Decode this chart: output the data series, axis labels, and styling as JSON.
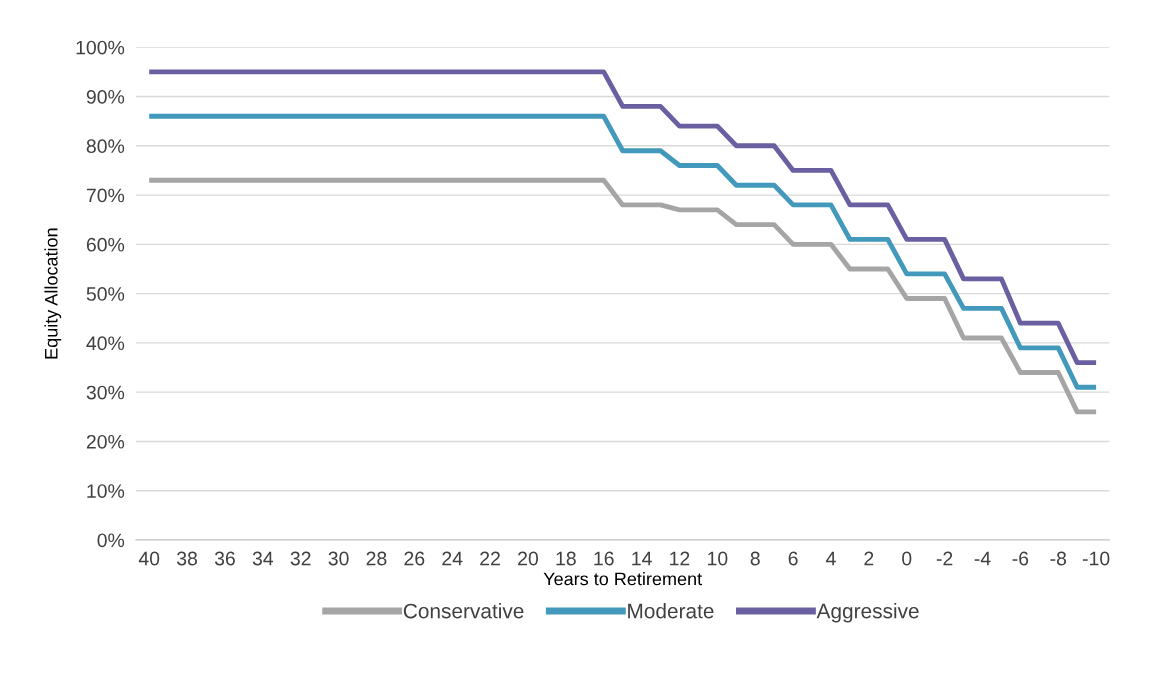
{
  "chart_data": {
    "type": "line",
    "xlabel": "Years to Retirement",
    "ylabel": "Equity Allocation",
    "categories": [
      "40",
      null,
      "38",
      null,
      "36",
      null,
      "34",
      null,
      "32",
      null,
      "30",
      null,
      "28",
      null,
      "26",
      null,
      "24",
      null,
      "22",
      null,
      "20",
      null,
      "18",
      null,
      "16",
      null,
      "14",
      null,
      "12",
      null,
      "10",
      null,
      "8",
      null,
      "6",
      null,
      "4",
      null,
      "2",
      null,
      "0",
      null,
      "-2",
      null,
      "-4",
      null,
      "-6",
      null,
      "-8",
      null,
      "-10"
    ],
    "series": [
      {
        "name": "Conservative",
        "color": "#a5a5a5",
        "values": [
          73,
          73,
          73,
          73,
          73,
          73,
          73,
          73,
          73,
          73,
          73,
          73,
          73,
          73,
          73,
          73,
          73,
          73,
          73,
          73,
          73,
          73,
          73,
          73,
          73,
          68,
          68,
          68,
          67,
          67,
          67,
          64,
          64,
          64,
          60,
          60,
          60,
          55,
          55,
          55,
          49,
          49,
          49,
          41,
          41,
          41,
          34,
          34,
          34,
          26,
          26
        ]
      },
      {
        "name": "Moderate",
        "color": "#4299bb",
        "values": [
          86,
          86,
          86,
          86,
          86,
          86,
          86,
          86,
          86,
          86,
          86,
          86,
          86,
          86,
          86,
          86,
          86,
          86,
          86,
          86,
          86,
          86,
          86,
          86,
          86,
          79,
          79,
          79,
          76,
          76,
          76,
          72,
          72,
          72,
          68,
          68,
          68,
          61,
          61,
          61,
          54,
          54,
          54,
          47,
          47,
          47,
          39,
          39,
          39,
          31,
          31
        ]
      },
      {
        "name": "Aggressive",
        "color": "#6a5fa0",
        "values": [
          95,
          95,
          95,
          95,
          95,
          95,
          95,
          95,
          95,
          95,
          95,
          95,
          95,
          95,
          95,
          95,
          95,
          95,
          95,
          95,
          95,
          95,
          95,
          95,
          95,
          88,
          88,
          88,
          84,
          84,
          84,
          80,
          80,
          80,
          75,
          75,
          75,
          68,
          68,
          68,
          61,
          61,
          61,
          53,
          53,
          53,
          44,
          44,
          44,
          36,
          36
        ]
      }
    ],
    "ylim": [
      0,
      100
    ],
    "yticks": [
      {
        "value": 0,
        "label": "0%"
      },
      {
        "value": 10,
        "label": "10%"
      },
      {
        "value": 20,
        "label": "20%"
      },
      {
        "value": 30,
        "label": "30%"
      },
      {
        "value": 40,
        "label": "40%"
      },
      {
        "value": 50,
        "label": "50%"
      },
      {
        "value": 60,
        "label": "60%"
      },
      {
        "value": 70,
        "label": "70%"
      },
      {
        "value": 80,
        "label": "80%"
      },
      {
        "value": 90,
        "label": "90%"
      },
      {
        "value": 100,
        "label": "100%"
      }
    ],
    "grid": "y",
    "legend": "bottom",
    "marker": "none",
    "line_style": "solid"
  }
}
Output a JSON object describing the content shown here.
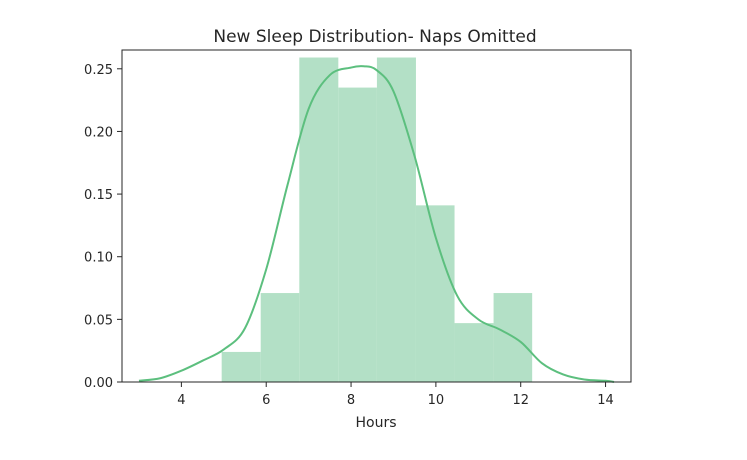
{
  "chart_data": {
    "type": "bar",
    "title": "New Sleep Distribution- Naps Omitted",
    "xlabel": "Hours",
    "ylabel": "",
    "xlim": [
      2.6,
      14.6
    ],
    "ylim": [
      0,
      0.265
    ],
    "xticks": [
      4,
      6,
      8,
      10,
      12,
      14
    ],
    "yticks": [
      0.0,
      0.05,
      0.1,
      0.15,
      0.2,
      0.25
    ],
    "ytick_labels": [
      "0.00",
      "0.05",
      "0.10",
      "0.15",
      "0.20",
      "0.25"
    ],
    "grid": false,
    "bar_color": "#b3e0c6",
    "line_color": "#5cbf7e",
    "histogram": {
      "bin_edges": [
        4.95,
        5.87,
        6.78,
        7.7,
        8.61,
        9.53,
        10.44,
        11.36,
        12.27
      ],
      "density": [
        0.024,
        0.071,
        0.259,
        0.235,
        0.259,
        0.141,
        0.047,
        0.071
      ]
    },
    "kde": {
      "x": [
        3.0,
        3.5,
        4.0,
        4.5,
        5.0,
        5.5,
        6.0,
        6.5,
        7.0,
        7.5,
        8.0,
        8.3,
        8.6,
        9.0,
        9.5,
        10.0,
        10.5,
        11.0,
        11.5,
        12.0,
        12.5,
        13.0,
        13.5,
        14.0,
        14.2
      ],
      "y": [
        0.001,
        0.003,
        0.009,
        0.017,
        0.026,
        0.043,
        0.09,
        0.157,
        0.218,
        0.245,
        0.251,
        0.252,
        0.249,
        0.232,
        0.18,
        0.115,
        0.069,
        0.05,
        0.042,
        0.032,
        0.015,
        0.006,
        0.002,
        0.001,
        0.0
      ]
    }
  }
}
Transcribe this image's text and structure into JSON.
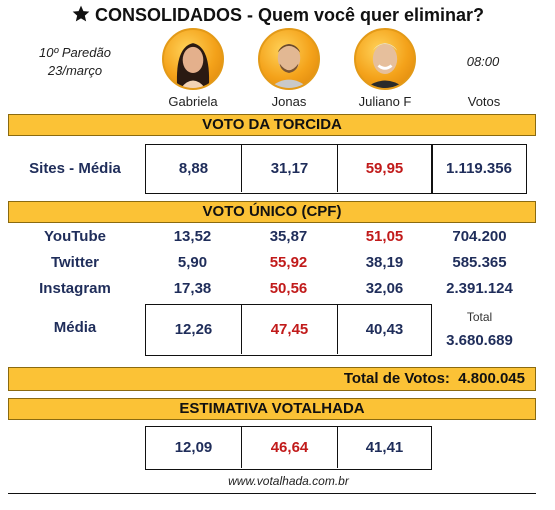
{
  "header": {
    "title": "CONSOLIDADOS - Quem você quer eliminar?",
    "round": "10º Paredão",
    "date": "23/março",
    "time": "08:00"
  },
  "candidates": [
    {
      "name": "Gabriela"
    },
    {
      "name": "Jonas"
    },
    {
      "name": "Juliano F"
    }
  ],
  "votes_label": "Votos",
  "voto_torcida": {
    "title": "VOTO DA TORCIDA",
    "label": "Sites - Média",
    "values": [
      "8,88",
      "31,17",
      "59,95"
    ],
    "votes": "1.119.356"
  },
  "voto_unico": {
    "title": "VOTO ÚNICO (CPF)",
    "rows": [
      {
        "label": "YouTube",
        "values": [
          "13,52",
          "35,87",
          "51,05"
        ],
        "votes": "704.200"
      },
      {
        "label": "Twitter",
        "values": [
          "5,90",
          "55,92",
          "38,19"
        ],
        "votes": "585.365"
      },
      {
        "label": "Instagram",
        "values": [
          "17,38",
          "50,56",
          "32,06"
        ],
        "votes": "2.391.124"
      }
    ],
    "media_label": "Média",
    "media_values": [
      "12,26",
      "47,45",
      "40,43"
    ],
    "total_label": "Total",
    "total_votes": "3.680.689"
  },
  "total_votos": {
    "label": "Total de Votos:",
    "value": "4.800.045"
  },
  "estimativa": {
    "title": "ESTIMATIVA VOTALHADA",
    "values": [
      "12,09",
      "46,64",
      "41,41"
    ]
  },
  "footer": {
    "site": "www.votalhada.com.br"
  },
  "colors": {
    "band": "#fbc236",
    "navy": "#1f2d5a",
    "highlight": "#c11a1a"
  }
}
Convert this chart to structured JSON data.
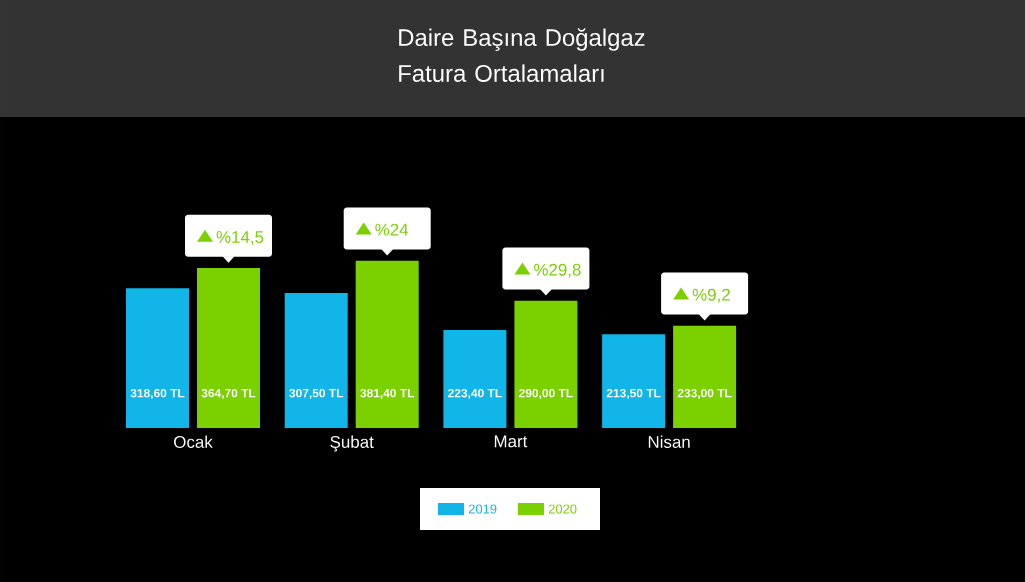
{
  "chart_data": {
    "type": "bar",
    "title": "Daire Başına Doğalgaz Fatura Ortalamaları",
    "categories": [
      "Ocak",
      "Şubat",
      "Mart",
      "Nisan"
    ],
    "series": [
      {
        "name": "2019",
        "color": "#12b5e8",
        "values": [
          318.6,
          307.5,
          223.4,
          213.5
        ],
        "value_labels": [
          "318,60 TL",
          "307,50 TL",
          "223,40 TL",
          "213,50 TL"
        ]
      },
      {
        "name": "2020",
        "color": "#7bd000",
        "values": [
          364.7,
          381.4,
          290.0,
          233.0
        ],
        "value_labels": [
          "364,70 TL",
          "381,40 TL",
          "290,00 TL",
          "233,00 TL"
        ]
      }
    ],
    "annotations": [
      {
        "text": "%14,5",
        "x": "Ocak",
        "y": 364.7
      },
      {
        "text": "%24",
        "x": "Şubat",
        "y": 381.4
      },
      {
        "text": "%29,8",
        "x": "Mart",
        "y": 290.0
      },
      {
        "text": "%9,2",
        "x": "Nisan",
        "y": 233.0
      }
    ],
    "legend": "bottom"
  }
}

▬▬▬▬▬▬▬▬▬▬

Using the material above, return every line exactly as it appears, minus the pictures.

Answer in full:
Decode this chart: output the data series, axis labels, and styling as JSON.
{
  "chart_data": {
    "type": "line",
    "xlabel": "Years to Retirement",
    "ylabel": "Equity Allocation",
    "categories": [
      "40",
      null,
      "38",
      null,
      "36",
      null,
      "34",
      null,
      "32",
      null,
      "30",
      null,
      "28",
      null,
      "26",
      null,
      "24",
      null,
      "22",
      null,
      "20",
      null,
      "18",
      null,
      "16",
      null,
      "14",
      null,
      "12",
      null,
      "10",
      null,
      "8",
      null,
      "6",
      null,
      "4",
      null,
      "2",
      null,
      "0",
      null,
      "-2",
      null,
      "-4",
      null,
      "-6",
      null,
      "-8",
      null,
      "-10"
    ],
    "series": [
      {
        "name": "Conservative",
        "color": "#a5a5a5",
        "values": [
          73,
          73,
          73,
          73,
          73,
          73,
          73,
          73,
          73,
          73,
          73,
          73,
          73,
          73,
          73,
          73,
          73,
          73,
          73,
          73,
          73,
          73,
          73,
          73,
          73,
          68,
          68,
          68,
          67,
          67,
          67,
          64,
          64,
          64,
          60,
          60,
          60,
          55,
          55,
          55,
          49,
          49,
          49,
          41,
          41,
          41,
          34,
          34,
          34,
          26,
          26
        ]
      },
      {
        "name": "Moderate",
        "color": "#4299bb",
        "values": [
          86,
          86,
          86,
          86,
          86,
          86,
          86,
          86,
          86,
          86,
          86,
          86,
          86,
          86,
          86,
          86,
          86,
          86,
          86,
          86,
          86,
          86,
          86,
          86,
          86,
          79,
          79,
          79,
          76,
          76,
          76,
          72,
          72,
          72,
          68,
          68,
          68,
          61,
          61,
          61,
          54,
          54,
          54,
          47,
          47,
          47,
          39,
          39,
          39,
          31,
          31
        ]
      },
      {
        "name": "Aggressive",
        "color": "#6a5fa0",
        "values": [
          95,
          95,
          95,
          95,
          95,
          95,
          95,
          95,
          95,
          95,
          95,
          95,
          95,
          95,
          95,
          95,
          95,
          95,
          95,
          95,
          95,
          95,
          95,
          95,
          95,
          88,
          88,
          88,
          84,
          84,
          84,
          80,
          80,
          80,
          75,
          75,
          75,
          68,
          68,
          68,
          61,
          61,
          61,
          53,
          53,
          53,
          44,
          44,
          44,
          36,
          36
        ]
      }
    ],
    "ylim": [
      0,
      100
    ],
    "yticks": [
      {
        "value": 0,
        "label": "0%"
      },
      {
        "value": 10,
        "label": "10%"
      },
      {
        "value": 20,
        "label": "20%"
      },
      {
        "value": 30,
        "label": "30%"
      },
      {
        "value": 40,
        "label": "40%"
      },
      {
        "value": 50,
        "label": "50%"
      },
      {
        "value": 60,
        "label": "60%"
      },
      {
        "value": 70,
        "label": "70%"
      },
      {
        "value": 80,
        "label": "80%"
      },
      {
        "value": 90,
        "label": "90%"
      },
      {
        "value": 100,
        "label": "100%"
      }
    ],
    "grid": "y",
    "legend": "bottom",
    "marker": "none",
    "line_style": "solid"
  }
}
Output a JSON object describing the content shown here.
{
  "chart_data": {
    "type": "bar",
    "title": "New Sleep Distribution- Naps Omitted",
    "xlabel": "Hours",
    "ylabel": "",
    "xlim": [
      2.6,
      14.6
    ],
    "ylim": [
      0,
      0.265
    ],
    "xticks": [
      4,
      6,
      8,
      10,
      12,
      14
    ],
    "yticks": [
      0.0,
      0.05,
      0.1,
      0.15,
      0.2,
      0.25
    ],
    "ytick_labels": [
      "0.00",
      "0.05",
      "0.10",
      "0.15",
      "0.20",
      "0.25"
    ],
    "grid": false,
    "bar_color": "#b3e0c6",
    "line_color": "#5cbf7e",
    "histogram": {
      "bin_edges": [
        4.95,
        5.87,
        6.78,
        7.7,
        8.61,
        9.53,
        10.44,
        11.36,
        12.27
      ],
      "density": [
        0.024,
        0.071,
        0.259,
        0.235,
        0.259,
        0.141,
        0.047,
        0.071
      ]
    },
    "kde": {
      "x": [
        3.0,
        3.5,
        4.0,
        4.5,
        5.0,
        5.5,
        6.0,
        6.5,
        7.0,
        7.5,
        8.0,
        8.3,
        8.6,
        9.0,
        9.5,
        10.0,
        10.5,
        11.0,
        11.5,
        12.0,
        12.5,
        13.0,
        13.5,
        14.0,
        14.2
      ],
      "y": [
        0.001,
        0.003,
        0.009,
        0.017,
        0.026,
        0.043,
        0.09,
        0.157,
        0.218,
        0.245,
        0.251,
        0.252,
        0.249,
        0.232,
        0.18,
        0.115,
        0.069,
        0.05,
        0.042,
        0.032,
        0.015,
        0.006,
        0.002,
        0.001,
        0.0
      ]
    }
  }
}
Transcribe this image's text and structure into JSON.
{
  "header": {
    "title": "CONSOLIDADOS - Quem você quer eliminar?",
    "round": "10º Paredão",
    "date": "23/março",
    "time": "08:00"
  },
  "candidates": [
    {
      "name": "Gabriela"
    },
    {
      "name": "Jonas"
    },
    {
      "name": "Juliano F"
    }
  ],
  "votes_label": "Votos",
  "voto_torcida": {
    "title": "VOTO DA TORCIDA",
    "label": "Sites - Média",
    "values": [
      "8,88",
      "31,17",
      "59,95"
    ],
    "votes": "1.119.356"
  },
  "voto_unico": {
    "title": "VOTO ÚNICO (CPF)",
    "rows": [
      {
        "label": "YouTube",
        "values": [
          "13,52",
          "35,87",
          "51,05"
        ],
        "votes": "704.200"
      },
      {
        "label": "Twitter",
        "values": [
          "5,90",
          "55,92",
          "38,19"
        ],
        "votes": "585.365"
      },
      {
        "label": "Instagram",
        "values": [
          "17,38",
          "50,56",
          "32,06"
        ],
        "votes": "2.391.124"
      }
    ],
    "media_label": "Média",
    "media_values": [
      "12,26",
      "47,45",
      "40,43"
    ],
    "total_label": "Total",
    "total_votes": "3.680.689"
  },
  "total_votos": {
    "label": "Total de Votos:",
    "value": "4.800.045"
  },
  "estimativa": {
    "title": "ESTIMATIVA VOTALHADA",
    "values": [
      "12,09",
      "46,64",
      "41,41"
    ]
  },
  "footer": {
    "site": "www.votalhada.com.br"
  },
  "colors": {
    "band": "#fbc236",
    "navy": "#1f2d5a",
    "highlight": "#c11a1a"
  }
}
Convert this chart to structured JSON data.
{
  "chart_data": {
    "type": "bar",
    "title": "Daire Başına Doğalgaz Fatura Ortalamaları",
    "categories": [
      "Ocak",
      "Şubat",
      "Mart",
      "Nisan"
    ],
    "series": [
      {
        "name": "2019",
        "color": "#12b5e8",
        "values": [
          318.6,
          307.5,
          223.4,
          213.5
        ],
        "value_labels": [
          "318,60 TL",
          "307,50 TL",
          "223,40 TL",
          "213,50 TL"
        ]
      },
      {
        "name": "2020",
        "color": "#7bd000",
        "values": [
          364.7,
          381.4,
          290.0,
          233.0
        ],
        "value_labels": [
          "364,70 TL",
          "381,40 TL",
          "290,00 TL",
          "233,00 TL"
        ]
      }
    ],
    "annotations": [
      {
        "text": "%14,5",
        "x": "Ocak",
        "y": 364.7
      },
      {
        "text": "%24",
        "x": "Şubat",
        "y": 381.4
      },
      {
        "text": "%29,8",
        "x": "Mart",
        "y": 290.0
      },
      {
        "text": "%9,2",
        "x": "Nisan",
        "y": 233.0
      }
    ],
    "legend": "bottom"
  }
}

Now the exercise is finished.